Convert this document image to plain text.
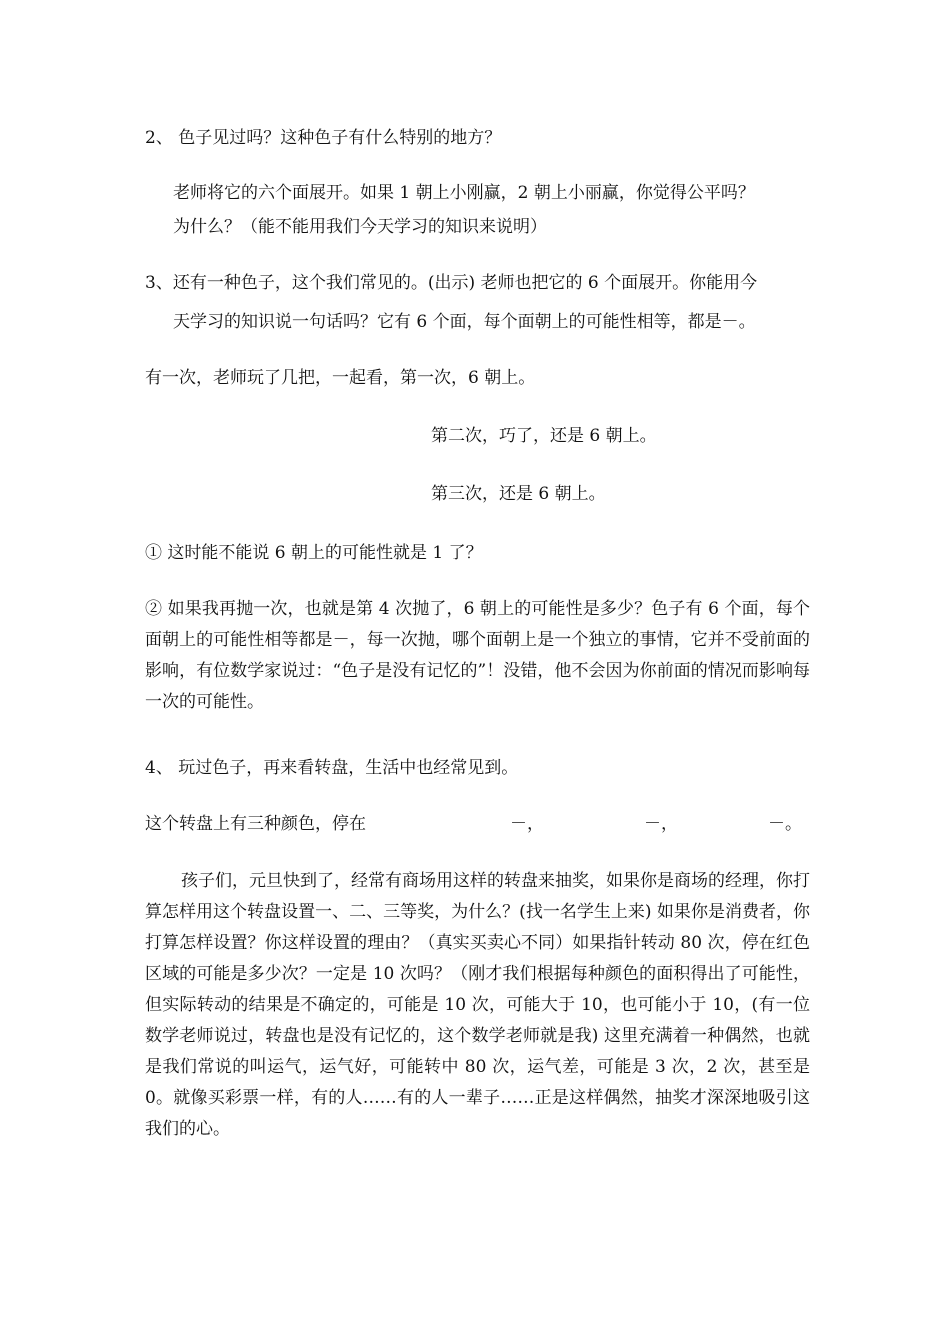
2、 色子见过吗？这种色子有什么特别的地方？
老师将它的六个面展开。如果 1 朝上小刚赢，2 朝上小丽赢，你觉得公平吗？
为什么？（能不能用我们今天学习的知识来说明）
3、还有一种色子，这个我们常见的。(出示) 老师也把它的 6 个面展开。你能用今
天学习的知识说一句话吗？它有 6 个面，每个面朝上的可能性相等，都是－。
有一次，老师玩了几把，一起看，第一次，6 朝上。
第二次，巧了，还是 6 朝上。
第三次，还是 6 朝上。
① 这时能不能说 6 朝上的可能性就是 1 了？
② 如果我再抛一次，也就是第 4 次抛了，6 朝上的可能性是多少？色子有 6 个面，每个面朝上的可能性相等都是－，每一次抛，哪个面朝上是一个独立的事情，它并不受前面的影响，有位数学家说过：“色子是没有记忆的”！没错，他不会因为你前面的情况而影响每一次的可能性。
4、 玩过色子，再来看转盘，生活中也经常见到。
这个转盘上有三种颜色，停在	－，	－，	－。
孩子们，元旦快到了，经常有商场用这样的转盘来抽奖，如果你是商场的经理，你打算怎样用这个转盘设置一、二、三等奖，为什么？(找一名学生上来) 如果你是消费者，你打算怎样设置？你这样设置的理由？（真实买卖心不同）如果指针转动 80 次，停在红色区域的可能是多少次？一定是 10 次吗？（刚才我们根据每种颜色的面积得出了可能性，但实际转动的结果是不确定的，可能是 10 次，可能大于 10，也可能小于 10，(有一位数学老师说过，转盘也是没有记忆的，这个数学老师就是我) 这里充满着一种偶然，也就是我们常说的叫运气，运气好，可能转中 80 次，运气差，可能是 3 次，2 次，甚至是 0。就像买彩票一样，有的人……有的人一辈子……正是这样偶然，抽奖才深深地吸引这我们的心。
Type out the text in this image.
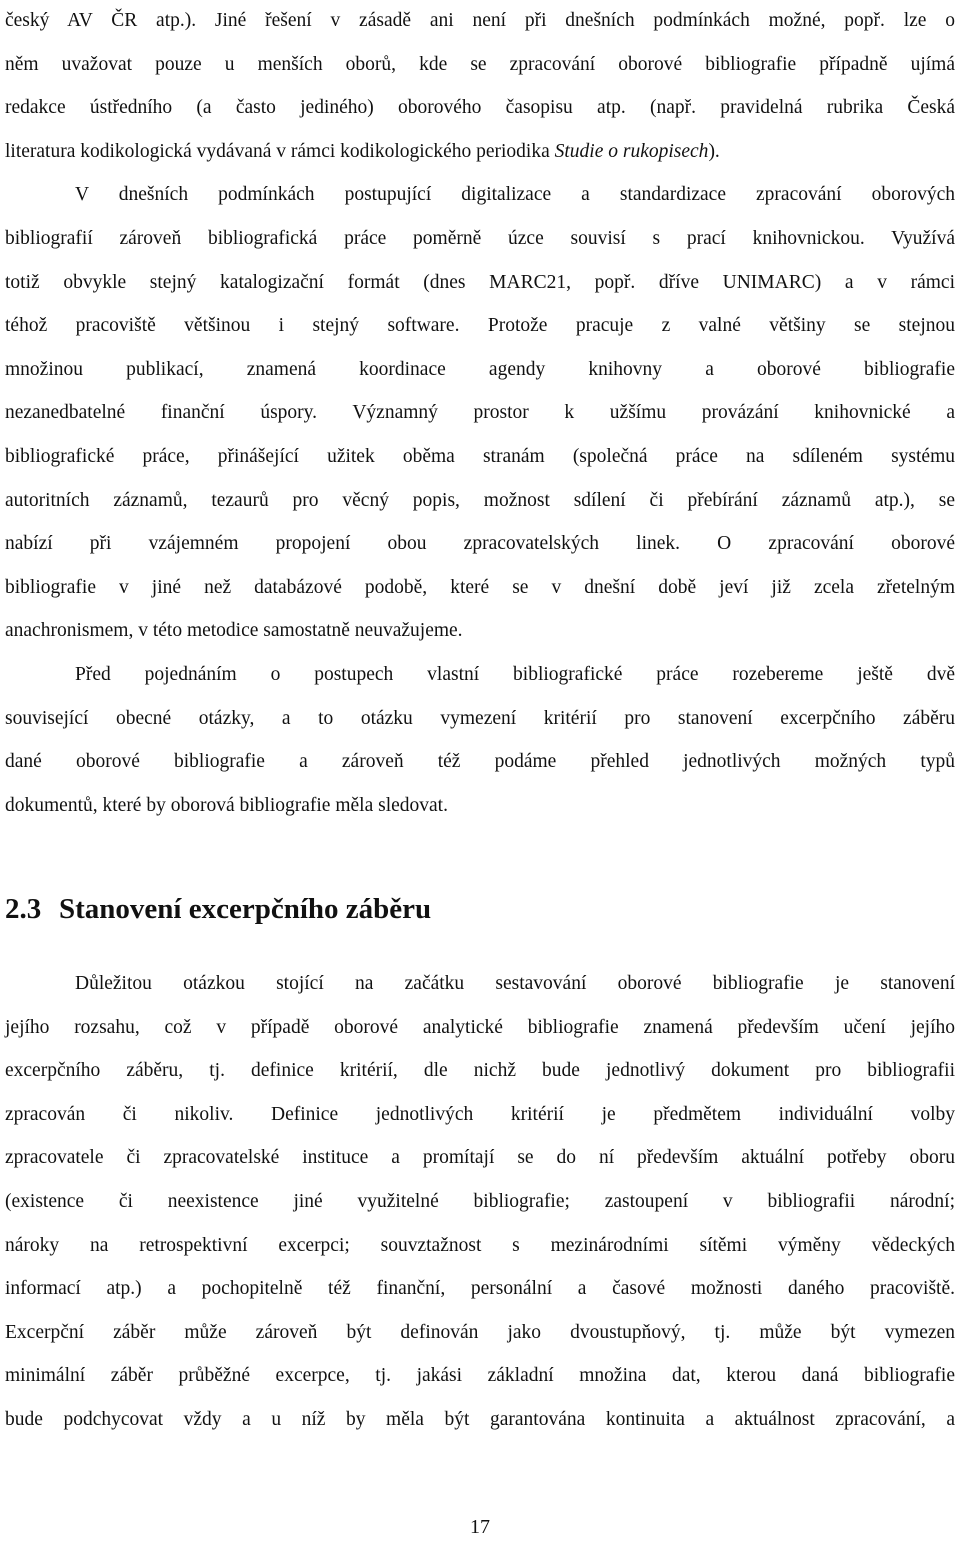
český AV ČR atp.). Jiné řešení v zásadě ani není při dnešních podmínkách možné, popř. lze o
něm uvažovat pouze u menších oborů, kde se zpracování oborové bibliografie případně ujímá
redakce ústředního (a často jediného) oborového časopisu atp. (např. pravidelná rubrika Česká
literatura kodikologická vydávaná v rámci kodikologického periodika Studie o rukopisech).
V dnešních podmínkách postupující digitalizace a standardizace zpracování oborových
bibliografií zároveň bibliografická práce poměrně úzce souvisí s prací knihovnickou. Využívá
totiž obvykle stejný katalogizační formát (dnes MARC21, popř. dříve UNIMARC) a v rámci
téhož pracoviště většinou i stejný software. Protože pracuje z valné většiny se stejnou
množinou publikací, znamená koordinace agendy knihovny a oborové bibliografie
nezanedbatelné finanční úspory. Významný prostor k užšímu provázání knihovnické a
bibliografické práce, přinášející užitek oběma stranám (společná práce na sdíleném systému
autoritních záznamů, tezaurů pro věcný popis, možnost sdílení či přebírání záznamů atp.), se
nabízí při vzájemném propojení obou zpracovatelských linek. O zpracování oborové
bibliografie v jiné než databázové podobě, které se v dnešní době jeví již zcela zřetelným
anachronismem, v této metodice samostatně neuvažujeme.
Před pojednáním o postupech vlastní bibliografické práce rozebereme ještě dvě
související obecné otázky, a to otázku vymezení kritérií pro stanovení excerpčního záběru
dané oborové bibliografie a zároveň též podáme přehled jednotlivých možných typů
dokumentů, které by oborová bibliografie měla sledovat.
2.3 Stanovení excerpčního záběru
Důležitou otázkou stojící na začátku sestavování oborové bibliografie je stanovení
jejího rozsahu, což v případě oborové analytické bibliografie znamená především učení jejího
excerpčního záběru, tj. definice kritérií, dle nichž bude jednotlivý dokument pro bibliografii
zpracován či nikoliv. Definice jednotlivých kritérií je předmětem individuální volby
zpracovatele či zpracovatelské instituce a promítají se do ní především aktuální potřeby oboru
(existence či neexistence jiné využitelné bibliografie; zastoupení v bibliografii národní;
nároky na retrospektivní excerpci; souvztažnost s mezinárodními sítěmi výměny vědeckých
informací atp.) a pochopitelně též finanční, personální a časové možnosti daného pracoviště.
Excerpční záběr může zároveň být definován jako dvoustupňový, tj. může být vymezen
minimální záběr průběžné excerpce, tj. jakási základní množina dat, kterou daná bibliografie
bude podchycovat vždy a u níž by měla být garantována kontinuita a aktuálnost zpracování, a
17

————

#### [Short problem]
Your copy should match the records word for word, with the pictures removed.

#### [Complete output]
Convert this document image to plain text.
2、 色子见过吗？这种色子有什么特别的地方？
老师将它的六个面展开。如果 1 朝上小刚赢，2 朝上小丽赢，你觉得公平吗？
为什么？（能不能用我们今天学习的知识来说明）
3、还有一种色子，这个我们常见的。(出示) 老师也把它的 6 个面展开。你能用今
天学习的知识说一句话吗？它有 6 个面，每个面朝上的可能性相等，都是－。
有一次，老师玩了几把，一起看，第一次，6 朝上。
第二次，巧了，还是 6 朝上。
第三次，还是 6 朝上。
① 这时能不能说 6 朝上的可能性就是 1 了？
② 如果我再抛一次，也就是第 4 次抛了，6 朝上的可能性是多少？色子有 6 个面，每个面朝上的可能性相等都是－，每一次抛，哪个面朝上是一个独立的事情，它并不受前面的影响，有位数学家说过：“色子是没有记忆的”！没错，他不会因为你前面的情况而影响每一次的可能性。
4、 玩过色子，再来看转盘，生活中也经常见到。
这个转盘上有三种颜色，停在	－，	－，	－。
孩子们，元旦快到了，经常有商场用这样的转盘来抽奖，如果你是商场的经理，你打算怎样用这个转盘设置一、二、三等奖，为什么？(找一名学生上来) 如果你是消费者，你打算怎样设置？你这样设置的理由？（真实买卖心不同）如果指针转动 80 次，停在红色区域的可能是多少次？一定是 10 次吗？（刚才我们根据每种颜色的面积得出了可能性，但实际转动的结果是不确定的，可能是 10 次，可能大于 10，也可能小于 10，(有一位数学老师说过，转盘也是没有记忆的，这个数学老师就是我) 这里充满着一种偶然，也就是我们常说的叫运气，运气好，可能转中 80 次，运气差，可能是 3 次，2 次，甚至是 0。就像买彩票一样，有的人……有的人一辈子……正是这样偶然，抽奖才深深地吸引这我们的心。
Type out the text in this image.
český AV ČR atp.). Jiné řešení v zásadě ani není při dnešních podmínkách možné, popř. lze o
něm uvažovat pouze u menších oborů, kde se zpracování oborové bibliografie případně ujímá
redakce ústředního (a často jediného) oborového časopisu atp. (např. pravidelná rubrika Česká
literatura kodikologická vydávaná v rámci kodikologického periodika Studie o rukopisech).
V dnešních podmínkách postupující digitalizace a standardizace zpracování oborových
bibliografií zároveň bibliografická práce poměrně úzce souvisí s prací knihovnickou. Využívá
totiž obvykle stejný katalogizační formát (dnes MARC21, popř. dříve UNIMARC) a v rámci
téhož pracoviště většinou i stejný software. Protože pracuje z valné většiny se stejnou
množinou publikací, znamená koordinace agendy knihovny a oborové bibliografie
nezanedbatelné finanční úspory. Významný prostor k užšímu provázání knihovnické a
bibliografické práce, přinášející užitek oběma stranám (společná práce na sdíleném systému
autoritních záznamů, tezaurů pro věcný popis, možnost sdílení či přebírání záznamů atp.), se
nabízí při vzájemném propojení obou zpracovatelských linek. O zpracování oborové
bibliografie v jiné než databázové podobě, které se v dnešní době jeví již zcela zřetelným
anachronismem, v této metodice samostatně neuvažujeme.
Před pojednáním o postupech vlastní bibliografické práce rozebereme ještě dvě
související obecné otázky, a to otázku vymezení kritérií pro stanovení excerpčního záběru
dané oborové bibliografie a zároveň též podáme přehled jednotlivých možných typů
dokumentů, které by oborová bibliografie měla sledovat.
2.3 Stanovení excerpčního záběru
Důležitou otázkou stojící na začátku sestavování oborové bibliografie je stanovení
jejího rozsahu, což v případě oborové analytické bibliografie znamená především učení jejího
excerpčního záběru, tj. definice kritérií, dle nichž bude jednotlivý dokument pro bibliografii
zpracován či nikoliv. Definice jednotlivých kritérií je předmětem individuální volby
zpracovatele či zpracovatelské instituce a promítají se do ní především aktuální potřeby oboru
(existence či neexistence jiné využitelné bibliografie; zastoupení v bibliografii národní;
nároky na retrospektivní excerpci; souvztažnost s mezinárodními sítěmi výměny vědeckých
informací atp.) a pochopitelně též finanční, personální a časové možnosti daného pracoviště.
Excerpční záběr může zároveň být definován jako dvoustupňový, tj. může být vymezen
minimální záběr průběžné excerpce, tj. jakási základní množina dat, kterou daná bibliografie
bude podchycovat vždy a u níž by měla být garantována kontinuita a aktuálnost zpracování, a
17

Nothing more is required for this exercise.